_Requirement_
Rewrite the lines from the first one through the line with "table-row[interactable]: 5 FW", both included, replacing "cell-conv" with "cell-conversion" and leaving everything else unchanged.

_Data in this exercise_
## START
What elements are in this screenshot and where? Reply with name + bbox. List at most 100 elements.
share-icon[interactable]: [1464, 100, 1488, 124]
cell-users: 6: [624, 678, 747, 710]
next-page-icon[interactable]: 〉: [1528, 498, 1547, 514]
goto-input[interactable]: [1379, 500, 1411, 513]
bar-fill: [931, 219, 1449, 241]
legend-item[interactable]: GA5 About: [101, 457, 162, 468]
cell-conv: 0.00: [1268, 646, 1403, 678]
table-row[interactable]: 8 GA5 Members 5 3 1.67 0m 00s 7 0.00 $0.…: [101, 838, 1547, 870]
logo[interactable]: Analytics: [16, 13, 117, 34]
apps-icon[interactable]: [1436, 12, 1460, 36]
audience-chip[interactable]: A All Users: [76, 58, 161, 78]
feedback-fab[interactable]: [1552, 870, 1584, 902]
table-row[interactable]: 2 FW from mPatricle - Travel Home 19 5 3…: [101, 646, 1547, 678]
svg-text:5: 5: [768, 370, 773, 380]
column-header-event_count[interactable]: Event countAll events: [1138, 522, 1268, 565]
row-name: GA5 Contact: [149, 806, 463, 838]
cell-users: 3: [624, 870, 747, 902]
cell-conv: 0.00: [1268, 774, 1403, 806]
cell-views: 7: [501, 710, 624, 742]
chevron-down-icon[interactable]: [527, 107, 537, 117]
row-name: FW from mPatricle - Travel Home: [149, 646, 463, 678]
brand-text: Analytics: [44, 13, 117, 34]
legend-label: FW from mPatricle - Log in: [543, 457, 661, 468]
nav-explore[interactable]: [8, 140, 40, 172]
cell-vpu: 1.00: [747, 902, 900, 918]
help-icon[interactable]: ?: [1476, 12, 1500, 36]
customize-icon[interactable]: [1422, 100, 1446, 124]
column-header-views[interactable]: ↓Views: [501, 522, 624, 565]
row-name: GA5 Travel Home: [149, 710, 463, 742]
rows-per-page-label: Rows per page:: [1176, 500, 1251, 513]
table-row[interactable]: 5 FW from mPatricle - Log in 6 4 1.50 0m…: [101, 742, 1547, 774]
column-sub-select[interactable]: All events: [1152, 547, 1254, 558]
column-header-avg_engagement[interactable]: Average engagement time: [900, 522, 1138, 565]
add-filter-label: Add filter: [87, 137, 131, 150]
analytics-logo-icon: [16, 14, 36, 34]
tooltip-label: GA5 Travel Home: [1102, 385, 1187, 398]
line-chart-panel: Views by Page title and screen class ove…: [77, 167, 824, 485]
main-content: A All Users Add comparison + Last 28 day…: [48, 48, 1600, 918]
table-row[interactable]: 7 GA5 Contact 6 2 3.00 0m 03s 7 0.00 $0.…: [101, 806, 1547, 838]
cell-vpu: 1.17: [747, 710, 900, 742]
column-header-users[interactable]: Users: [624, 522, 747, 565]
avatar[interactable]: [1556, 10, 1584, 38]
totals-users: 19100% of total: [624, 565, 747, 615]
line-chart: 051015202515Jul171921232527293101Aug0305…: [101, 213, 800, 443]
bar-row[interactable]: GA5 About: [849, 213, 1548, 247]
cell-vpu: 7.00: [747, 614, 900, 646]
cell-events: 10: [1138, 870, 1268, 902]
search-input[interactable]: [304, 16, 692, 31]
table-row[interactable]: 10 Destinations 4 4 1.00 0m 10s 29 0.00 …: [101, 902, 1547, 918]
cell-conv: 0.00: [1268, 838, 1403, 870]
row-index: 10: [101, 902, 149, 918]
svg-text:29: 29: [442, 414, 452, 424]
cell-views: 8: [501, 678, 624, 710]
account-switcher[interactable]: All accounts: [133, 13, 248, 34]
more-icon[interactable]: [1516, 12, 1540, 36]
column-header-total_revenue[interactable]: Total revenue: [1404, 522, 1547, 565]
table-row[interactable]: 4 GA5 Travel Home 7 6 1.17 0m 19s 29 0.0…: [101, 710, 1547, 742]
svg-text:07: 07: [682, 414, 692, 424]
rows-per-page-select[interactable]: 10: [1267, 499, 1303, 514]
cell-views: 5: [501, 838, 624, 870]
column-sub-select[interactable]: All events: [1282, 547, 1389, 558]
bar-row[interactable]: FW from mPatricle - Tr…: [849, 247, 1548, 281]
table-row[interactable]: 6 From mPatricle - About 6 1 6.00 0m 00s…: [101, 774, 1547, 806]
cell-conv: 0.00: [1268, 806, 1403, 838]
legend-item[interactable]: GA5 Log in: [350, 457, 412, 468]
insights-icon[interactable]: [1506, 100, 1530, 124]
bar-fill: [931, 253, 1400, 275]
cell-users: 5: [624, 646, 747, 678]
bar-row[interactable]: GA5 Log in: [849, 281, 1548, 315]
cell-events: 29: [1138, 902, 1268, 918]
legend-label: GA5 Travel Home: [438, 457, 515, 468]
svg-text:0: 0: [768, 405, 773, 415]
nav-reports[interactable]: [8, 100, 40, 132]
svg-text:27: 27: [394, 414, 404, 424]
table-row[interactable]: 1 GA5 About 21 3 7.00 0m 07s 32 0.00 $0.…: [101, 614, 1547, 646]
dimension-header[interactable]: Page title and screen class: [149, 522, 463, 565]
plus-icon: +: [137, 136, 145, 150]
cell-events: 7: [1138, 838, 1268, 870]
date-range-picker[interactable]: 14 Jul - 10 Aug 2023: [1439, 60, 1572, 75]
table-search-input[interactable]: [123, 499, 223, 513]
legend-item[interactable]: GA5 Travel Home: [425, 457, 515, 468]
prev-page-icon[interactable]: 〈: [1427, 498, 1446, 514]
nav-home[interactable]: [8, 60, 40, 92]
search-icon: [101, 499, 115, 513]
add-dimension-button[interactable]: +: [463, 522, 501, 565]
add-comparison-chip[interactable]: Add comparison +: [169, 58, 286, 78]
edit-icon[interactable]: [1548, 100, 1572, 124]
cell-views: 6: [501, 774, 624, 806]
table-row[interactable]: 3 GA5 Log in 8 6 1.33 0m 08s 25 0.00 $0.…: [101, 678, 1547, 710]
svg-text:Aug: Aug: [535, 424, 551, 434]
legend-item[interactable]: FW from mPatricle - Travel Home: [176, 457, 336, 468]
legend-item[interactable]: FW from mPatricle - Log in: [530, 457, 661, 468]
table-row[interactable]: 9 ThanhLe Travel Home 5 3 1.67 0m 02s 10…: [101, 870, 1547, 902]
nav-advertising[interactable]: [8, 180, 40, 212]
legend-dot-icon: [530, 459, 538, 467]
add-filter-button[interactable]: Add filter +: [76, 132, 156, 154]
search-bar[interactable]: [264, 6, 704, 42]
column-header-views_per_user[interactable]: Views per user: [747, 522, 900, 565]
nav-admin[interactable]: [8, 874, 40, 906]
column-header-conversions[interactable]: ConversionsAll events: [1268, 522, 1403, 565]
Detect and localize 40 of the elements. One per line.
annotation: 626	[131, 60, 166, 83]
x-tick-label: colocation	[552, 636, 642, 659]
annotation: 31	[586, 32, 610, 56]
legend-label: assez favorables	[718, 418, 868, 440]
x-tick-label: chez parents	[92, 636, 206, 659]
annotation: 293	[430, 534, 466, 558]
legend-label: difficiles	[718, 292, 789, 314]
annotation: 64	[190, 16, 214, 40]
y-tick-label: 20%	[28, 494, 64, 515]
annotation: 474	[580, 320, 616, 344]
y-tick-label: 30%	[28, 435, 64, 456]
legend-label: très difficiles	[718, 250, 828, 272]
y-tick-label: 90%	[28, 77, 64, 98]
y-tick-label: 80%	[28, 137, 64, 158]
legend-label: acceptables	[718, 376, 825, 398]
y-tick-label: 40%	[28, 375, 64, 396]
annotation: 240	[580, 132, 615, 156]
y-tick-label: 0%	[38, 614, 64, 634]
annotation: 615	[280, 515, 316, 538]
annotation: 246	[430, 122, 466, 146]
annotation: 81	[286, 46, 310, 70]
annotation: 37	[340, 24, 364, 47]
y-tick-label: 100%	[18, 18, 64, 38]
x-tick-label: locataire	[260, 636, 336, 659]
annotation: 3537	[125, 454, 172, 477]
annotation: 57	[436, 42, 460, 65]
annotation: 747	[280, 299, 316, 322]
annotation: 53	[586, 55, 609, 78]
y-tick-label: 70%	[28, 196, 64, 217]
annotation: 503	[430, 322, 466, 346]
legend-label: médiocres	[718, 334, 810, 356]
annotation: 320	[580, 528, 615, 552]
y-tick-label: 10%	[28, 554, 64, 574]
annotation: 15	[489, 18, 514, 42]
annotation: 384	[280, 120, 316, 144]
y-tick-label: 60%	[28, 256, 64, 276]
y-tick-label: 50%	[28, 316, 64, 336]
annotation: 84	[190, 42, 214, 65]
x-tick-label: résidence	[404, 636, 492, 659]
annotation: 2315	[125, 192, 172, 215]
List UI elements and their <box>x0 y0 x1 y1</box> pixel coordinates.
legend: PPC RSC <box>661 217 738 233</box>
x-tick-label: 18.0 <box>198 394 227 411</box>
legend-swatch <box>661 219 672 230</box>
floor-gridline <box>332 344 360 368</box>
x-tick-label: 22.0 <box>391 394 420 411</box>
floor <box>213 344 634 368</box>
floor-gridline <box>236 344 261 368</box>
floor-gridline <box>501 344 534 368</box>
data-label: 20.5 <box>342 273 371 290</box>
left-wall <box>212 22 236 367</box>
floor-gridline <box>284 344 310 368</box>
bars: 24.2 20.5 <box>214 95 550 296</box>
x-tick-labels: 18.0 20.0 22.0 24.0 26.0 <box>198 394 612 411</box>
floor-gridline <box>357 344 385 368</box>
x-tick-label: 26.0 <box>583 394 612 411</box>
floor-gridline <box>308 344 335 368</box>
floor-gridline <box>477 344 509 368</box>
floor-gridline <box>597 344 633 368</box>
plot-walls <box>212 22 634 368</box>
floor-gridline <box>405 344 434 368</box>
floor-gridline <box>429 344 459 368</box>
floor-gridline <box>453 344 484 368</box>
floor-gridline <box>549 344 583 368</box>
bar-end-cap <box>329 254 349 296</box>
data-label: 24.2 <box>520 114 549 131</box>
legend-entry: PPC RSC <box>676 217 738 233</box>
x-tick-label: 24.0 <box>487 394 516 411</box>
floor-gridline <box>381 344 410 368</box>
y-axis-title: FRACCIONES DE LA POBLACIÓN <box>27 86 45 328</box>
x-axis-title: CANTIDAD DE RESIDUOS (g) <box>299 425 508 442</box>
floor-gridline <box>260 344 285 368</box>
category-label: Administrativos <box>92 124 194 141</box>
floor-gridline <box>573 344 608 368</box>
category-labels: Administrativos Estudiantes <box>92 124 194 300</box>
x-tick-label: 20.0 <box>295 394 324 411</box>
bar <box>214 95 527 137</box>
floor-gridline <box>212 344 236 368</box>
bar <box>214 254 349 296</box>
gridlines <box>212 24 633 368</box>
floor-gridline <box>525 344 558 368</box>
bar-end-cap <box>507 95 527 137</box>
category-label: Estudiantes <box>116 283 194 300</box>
## END
_Right answer_
What elements are in this screenshot and where? Reply with name + bbox. List at most 100 elements.
share-icon[interactable]: [1464, 100, 1488, 124]
cell-users: 6: [624, 678, 747, 710]
next-page-icon[interactable]: 〉: [1528, 498, 1547, 514]
goto-input[interactable]: [1379, 500, 1411, 513]
bar-fill: [931, 219, 1449, 241]
legend-item[interactable]: GA5 About: [101, 457, 162, 468]
cell-conversion: 0.00: [1268, 646, 1403, 678]
table-row[interactable]: 8 GA5 Members 5 3 1.67 0m 00s 7 0.00 $0.…: [101, 838, 1547, 870]
logo[interactable]: Analytics: [16, 13, 117, 34]
apps-icon[interactable]: [1436, 12, 1460, 36]
audience-chip[interactable]: A All Users: [76, 58, 161, 78]
feedback-fab[interactable]: [1552, 870, 1584, 902]
table-row[interactable]: 2 FW from mPatricle - Travel Home 19 5 3…: [101, 646, 1547, 678]
svg-text:5: 5: [768, 370, 773, 380]
column-header-event_count[interactable]: Event countAll events: [1138, 522, 1268, 565]
row-name: GA5 Contact: [149, 806, 463, 838]
cell-users: 3: [624, 870, 747, 902]
cell-conversion: 0.00: [1268, 774, 1403, 806]
cell-views: 7: [501, 710, 624, 742]
chevron-down-icon[interactable]: [527, 107, 537, 117]
row-name: FW from mPatricle - Travel Home: [149, 646, 463, 678]
brand-text: Analytics: [44, 13, 117, 34]
legend-label: FW from mPatricle - Log in: [543, 457, 661, 468]
nav-explore[interactable]: [8, 140, 40, 172]
cell-vpu: 1.00: [747, 902, 900, 918]
help-icon[interactable]: ?: [1476, 12, 1500, 36]
customize-icon[interactable]: [1422, 100, 1446, 124]
column-header-views[interactable]: ↓Views: [501, 522, 624, 565]
row-name: GA5 Travel Home: [149, 710, 463, 742]
rows-per-page-label: Rows per page:: [1176, 500, 1251, 513]
table-row[interactable]: 5 FW from mPatricle - Log in 6 4 1.50 0m…: [101, 742, 1547, 774]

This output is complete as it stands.